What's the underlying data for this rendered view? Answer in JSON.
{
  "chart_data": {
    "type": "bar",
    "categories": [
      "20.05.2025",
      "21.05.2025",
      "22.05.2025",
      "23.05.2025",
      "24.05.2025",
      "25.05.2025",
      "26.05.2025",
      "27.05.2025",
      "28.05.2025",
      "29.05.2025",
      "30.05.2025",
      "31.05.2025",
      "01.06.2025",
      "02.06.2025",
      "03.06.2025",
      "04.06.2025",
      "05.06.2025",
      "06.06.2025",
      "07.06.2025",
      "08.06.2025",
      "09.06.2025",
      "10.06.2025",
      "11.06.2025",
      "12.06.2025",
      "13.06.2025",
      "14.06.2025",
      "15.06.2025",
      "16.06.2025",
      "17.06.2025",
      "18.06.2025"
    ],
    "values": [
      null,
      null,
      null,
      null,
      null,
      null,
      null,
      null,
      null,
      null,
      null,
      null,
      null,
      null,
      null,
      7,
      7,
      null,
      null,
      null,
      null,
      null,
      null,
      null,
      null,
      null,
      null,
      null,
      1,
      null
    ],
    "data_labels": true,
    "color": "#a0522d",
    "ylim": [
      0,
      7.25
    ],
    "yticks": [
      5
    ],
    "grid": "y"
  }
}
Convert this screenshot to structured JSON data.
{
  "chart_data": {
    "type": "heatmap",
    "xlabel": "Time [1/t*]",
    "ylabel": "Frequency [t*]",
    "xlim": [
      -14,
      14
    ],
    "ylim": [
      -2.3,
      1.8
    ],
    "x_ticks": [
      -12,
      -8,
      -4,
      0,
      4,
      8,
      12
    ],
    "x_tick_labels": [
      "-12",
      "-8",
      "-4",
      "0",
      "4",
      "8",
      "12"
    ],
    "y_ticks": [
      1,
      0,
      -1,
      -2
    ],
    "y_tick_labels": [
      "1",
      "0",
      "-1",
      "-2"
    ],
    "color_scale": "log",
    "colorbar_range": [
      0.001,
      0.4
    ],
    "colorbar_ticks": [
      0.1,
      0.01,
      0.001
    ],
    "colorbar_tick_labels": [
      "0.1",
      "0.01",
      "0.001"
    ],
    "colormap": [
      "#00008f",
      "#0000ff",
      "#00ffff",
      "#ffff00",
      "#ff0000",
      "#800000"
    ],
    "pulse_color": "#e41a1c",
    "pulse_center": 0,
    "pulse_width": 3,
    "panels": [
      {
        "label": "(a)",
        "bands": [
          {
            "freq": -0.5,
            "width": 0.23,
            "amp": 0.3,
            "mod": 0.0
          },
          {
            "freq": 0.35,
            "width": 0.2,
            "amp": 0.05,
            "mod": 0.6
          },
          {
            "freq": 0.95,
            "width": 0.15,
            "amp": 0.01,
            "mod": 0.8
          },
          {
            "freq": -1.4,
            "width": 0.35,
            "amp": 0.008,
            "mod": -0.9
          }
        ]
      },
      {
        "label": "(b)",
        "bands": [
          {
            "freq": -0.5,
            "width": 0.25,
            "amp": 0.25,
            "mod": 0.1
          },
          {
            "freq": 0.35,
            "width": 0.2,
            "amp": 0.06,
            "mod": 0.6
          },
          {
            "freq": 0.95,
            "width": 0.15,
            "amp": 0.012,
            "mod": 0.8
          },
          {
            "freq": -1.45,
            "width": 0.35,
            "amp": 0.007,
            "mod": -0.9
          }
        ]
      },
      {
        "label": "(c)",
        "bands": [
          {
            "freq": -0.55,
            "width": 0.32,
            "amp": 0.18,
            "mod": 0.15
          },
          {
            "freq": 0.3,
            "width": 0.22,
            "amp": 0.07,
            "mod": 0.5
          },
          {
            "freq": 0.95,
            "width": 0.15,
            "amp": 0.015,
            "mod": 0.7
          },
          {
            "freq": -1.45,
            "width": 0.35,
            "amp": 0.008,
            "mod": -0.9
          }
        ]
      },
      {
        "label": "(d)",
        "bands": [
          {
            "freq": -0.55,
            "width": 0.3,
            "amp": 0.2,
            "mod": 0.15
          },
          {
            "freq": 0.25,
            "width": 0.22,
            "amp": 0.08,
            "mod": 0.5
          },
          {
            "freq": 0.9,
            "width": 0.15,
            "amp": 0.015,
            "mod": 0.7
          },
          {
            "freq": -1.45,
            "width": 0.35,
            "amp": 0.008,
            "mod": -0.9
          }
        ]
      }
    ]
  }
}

Task to complete:
Give the entries once more, exactly as they appear.

Correct output:
What's the underlying data for this rendered view? Answer in JSON.
{
  "chart_data": {
    "type": "bar",
    "categories": [
      "20.05.2025",
      "21.05.2025",
      "22.05.2025",
      "23.05.2025",
      "24.05.2025",
      "25.05.2025",
      "26.05.2025",
      "27.05.2025",
      "28.05.2025",
      "29.05.2025",
      "30.05.2025",
      "31.05.2025",
      "01.06.2025",
      "02.06.2025",
      "03.06.2025",
      "04.06.2025",
      "05.06.2025",
      "06.06.2025",
      "07.06.2025",
      "08.06.2025",
      "09.06.2025",
      "10.06.2025",
      "11.06.2025",
      "12.06.2025",
      "13.06.2025",
      "14.06.2025",
      "15.06.2025",
      "16.06.2025",
      "17.06.2025",
      "18.06.2025"
    ],
    "values": [
      null,
      null,
      null,
      null,
      null,
      null,
      null,
      null,
      null,
      null,
      null,
      null,
      null,
      null,
      null,
      7,
      7,
      null,
      null,
      null,
      null,
      null,
      null,
      null,
      null,
      null,
      null,
      null,
      1,
      null
    ],
    "data_labels": true,
    "color": "#a0522d",
    "ylim": [
      0,
      7.25
    ],
    "yticks": [
      5
    ],
    "grid": "y"
  }
}
Convert this screenshot to structured JSON data.
{
  "chart_data": {
    "type": "heatmap",
    "xlabel": "Time [1/t*]",
    "ylabel": "Frequency [t*]",
    "xlim": [
      -14,
      14
    ],
    "ylim": [
      -2.3,
      1.8
    ],
    "x_ticks": [
      -12,
      -8,
      -4,
      0,
      4,
      8,
      12
    ],
    "x_tick_labels": [
      "-12",
      "-8",
      "-4",
      "0",
      "4",
      "8",
      "12"
    ],
    "y_ticks": [
      1,
      0,
      -1,
      -2
    ],
    "y_tick_labels": [
      "1",
      "0",
      "-1",
      "-2"
    ],
    "color_scale": "log",
    "colorbar_range": [
      0.001,
      0.4
    ],
    "colorbar_ticks": [
      0.1,
      0.01,
      0.001
    ],
    "colorbar_tick_labels": [
      "0.1",
      "0.01",
      "0.001"
    ],
    "colormap": [
      "#00008f",
      "#0000ff",
      "#00ffff",
      "#ffff00",
      "#ff0000",
      "#800000"
    ],
    "pulse_color": "#e41a1c",
    "pulse_center": 0,
    "pulse_width": 3,
    "panels": [
      {
        "label": "(a)",
        "bands": [
          {
            "freq": -0.5,
            "width": 0.23,
            "amp": 0.3,
            "mod": 0.0
          },
          {
            "freq": 0.35,
            "width": 0.2,
            "amp": 0.05,
            "mod": 0.6
          },
          {
            "freq": 0.95,
            "width": 0.15,
            "amp": 0.01,
            "mod": 0.8
          },
          {
            "freq": -1.4,
            "width": 0.35,
            "amp": 0.008,
            "mod": -0.9
          }
        ]
      },
      {
        "label": "(b)",
        "bands": [
          {
            "freq": -0.5,
            "width": 0.25,
            "amp": 0.25,
            "mod": 0.1
          },
          {
            "freq": 0.35,
            "width": 0.2,
            "amp": 0.06,
            "mod": 0.6
          },
          {
            "freq": 0.95,
            "width": 0.15,
            "amp": 0.012,
            "mod": 0.8
          },
          {
            "freq": -1.45,
            "width": 0.35,
            "amp": 0.007,
            "mod": -0.9
          }
        ]
      },
      {
        "label": "(c)",
        "bands": [
          {
            "freq": -0.55,
            "width": 0.32,
            "amp": 0.18,
            "mod": 0.15
          },
          {
            "freq": 0.3,
            "width": 0.22,
            "amp": 0.07,
            "mod": 0.5
          },
          {
            "freq": 0.95,
            "width": 0.15,
            "amp": 0.015,
            "mod": 0.7
          },
          {
            "freq": -1.45,
            "width": 0.35,
            "amp": 0.008,
            "mod": -0.9
          }
        ]
      },
      {
        "label": "(d)",
        "bands": [
          {
            "freq": -0.55,
            "width": 0.3,
            "amp": 0.2,
            "mod": 0.15
          },
          {
            "freq": 0.25,
            "width": 0.22,
            "amp": 0.08,
            "mod": 0.5
          },
          {
            "freq": 0.9,
            "width": 0.15,
            "amp": 0.015,
            "mod": 0.7
          },
          {
            "freq": -1.45,
            "width": 0.35,
            "amp": 0.008,
            "mod": -0.9
          }
        ]
      }
    ]
  }
}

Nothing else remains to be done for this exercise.